◆ Aim of the exercise ◆
Will you write out the data exactly, excluding every picture?

◆ Given entries ◆
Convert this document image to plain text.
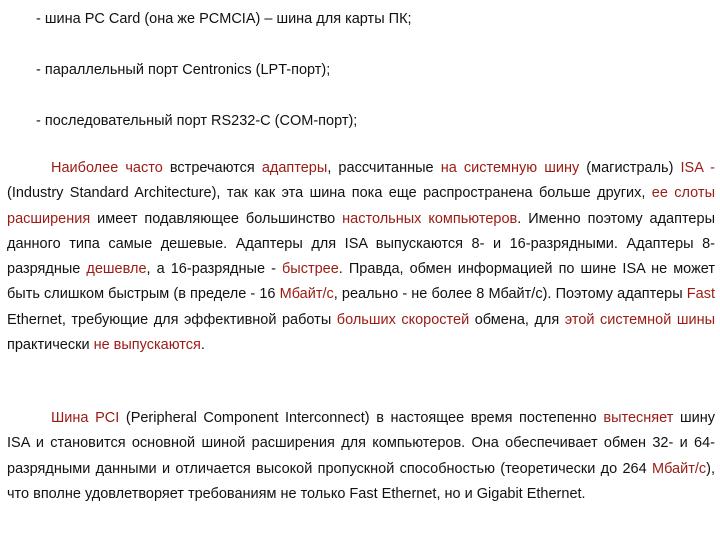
- шина PC Card (она же PCMCIA) – шина для карты ПК;
- параллельный порт Centronics (LPT-порт);
- последовательный порт RS232-C (COM-порт);

Наиболее часто встречаются адаптеры, рассчитанные на системную шину (магистраль) ISA - (Industry Standard Architecture), так как эта шина пока еще распространена больше других, ее слоты расширения имеет подавляющее большинство настольных компьютеров. Именно поэтому адаптеры данного типа самые дешевые. Адаптеры для ISA выпускаются 8- и 16-разрядными. Адаптеры 8-разрядные дешевле, а 16-разрядные - быстрее. Правда, обмен информацией по шине ISA не может быть слишком быстрым (в пределе - 16 Мбайт/с, реально - не более 8 Мбайт/с). Поэтому адаптеры Fast Ethernet, требующие для эффективной работы больших скоростей обмена, для этой системной шины практически не выпускаются.

Шина PCI (Peripheral Component Interconnect) в настоящее время постепенно вытесняет шину ISA и становится основной шиной расширения для компьютеров. Она обеспечивает обмен 32- и 64-разрядными данными и отличается высокой пропускной способностью (теоретически до 264 Мбайт/с), что вполне удовлетворяет требованиям не только Fast Ethernet, но и Gigabit Ethernet.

◆ Answer to the task ◆
Convert this document image to plain text.
- шина PC Card (она же PCMCIA) – шина для карты ПК;
- параллельный порт Centronics (LPT-порт);
- последовательный порт RS232-C (COM-порт);

Наиболее часто встречаются адаптеры, рассчитанные на системную шину (магистраль) ISA - (Industry Standard Architecture), так как эта шина пока еще распространена больше других, ее слоты расширения имеет подавляющее большинство настольных компьютеров. Именно поэтому адаптеры данного типа самые дешевые. Адаптеры для ISA выпускаются 8- и 16-разрядными. Адаптеры 8-разрядные дешевле, а 16-разрядные - быстрее. Правда, обмен информацией по шине ISA не может быть слишком быстрым (в пределе - 16 Мбайт/с, реально - не более 8 Мбайт/с). Поэтому адаптеры Fast Ethernet, требующие для эффективной работы больших скоростей обмена, для этой системной шины практически не выпускаются.

Шина PCI (Peripheral Component Interconnect) в настоящее время постепенно вытесняет шину ISA и становится основной шиной расширения для компьютеров. Она обеспечивает обмен 32- и 64-разрядными данными и отличается высокой пропускной способностью (теоретически до 264 Мбайт/с), что вполне удовлетворяет требованиям не только Fast Ethernet, но и Gigabit Ethernet.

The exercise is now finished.